> **Data supplied**
***
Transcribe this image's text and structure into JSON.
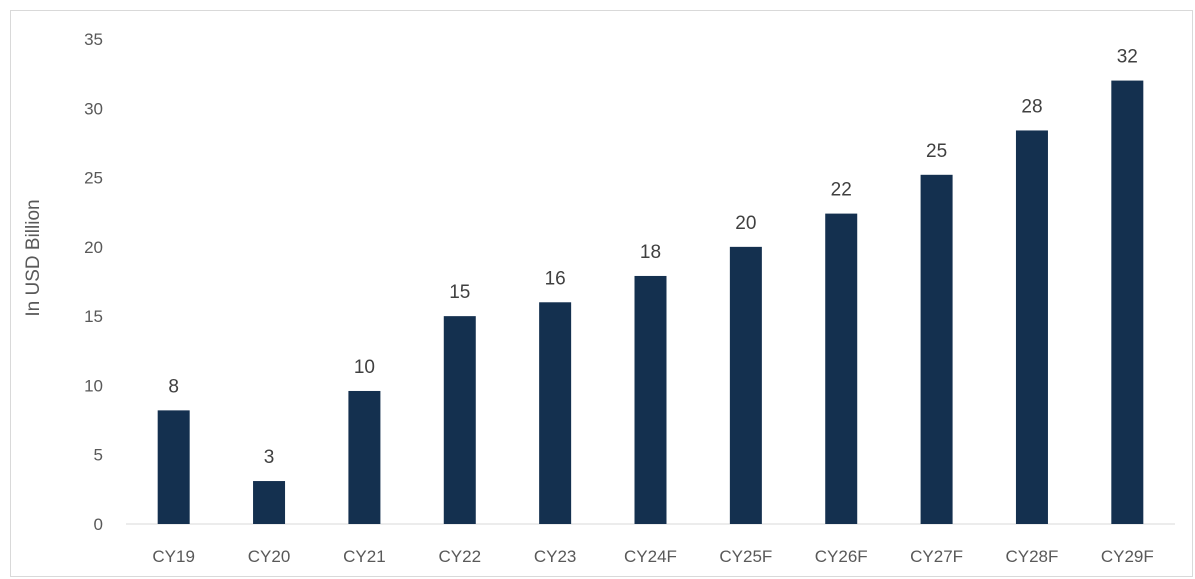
{
  "chart_data": {
    "type": "bar",
    "title": "",
    "xlabel": "",
    "ylabel": "In USD Billion",
    "categories": [
      "CY19",
      "CY20",
      "CY21",
      "CY22",
      "CY23",
      "CY24F",
      "CY25F",
      "CY26F",
      "CY27F",
      "CY28F",
      "CY29F"
    ],
    "values": [
      8.2,
      3.1,
      9.6,
      15,
      16,
      17.9,
      20,
      22.4,
      25.2,
      28.4,
      32
    ],
    "data_labels": [
      "8",
      "3",
      "10",
      "15",
      "16",
      "18",
      "20",
      "22",
      "25",
      "28",
      "32"
    ],
    "ylim": [
      0,
      35
    ],
    "yticks": [
      0,
      5,
      10,
      15,
      20,
      25,
      30,
      35
    ],
    "grid": false,
    "legend": "none",
    "bar_color": "#14304f"
  }
}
***
> **What the task requires**
Please repeat the entries exactly. Do not include the pictures.

> **Exercise result**
Transcribe this image's text and structure into JSON.
{
  "chart_data": {
    "type": "bar",
    "title": "",
    "xlabel": "",
    "ylabel": "In USD Billion",
    "categories": [
      "CY19",
      "CY20",
      "CY21",
      "CY22",
      "CY23",
      "CY24F",
      "CY25F",
      "CY26F",
      "CY27F",
      "CY28F",
      "CY29F"
    ],
    "values": [
      8.2,
      3.1,
      9.6,
      15,
      16,
      17.9,
      20,
      22.4,
      25.2,
      28.4,
      32
    ],
    "data_labels": [
      "8",
      "3",
      "10",
      "15",
      "16",
      "18",
      "20",
      "22",
      "25",
      "28",
      "32"
    ],
    "ylim": [
      0,
      35
    ],
    "yticks": [
      0,
      5,
      10,
      15,
      20,
      25,
      30,
      35
    ],
    "grid": false,
    "legend": "none",
    "bar_color": "#14304f"
  }
}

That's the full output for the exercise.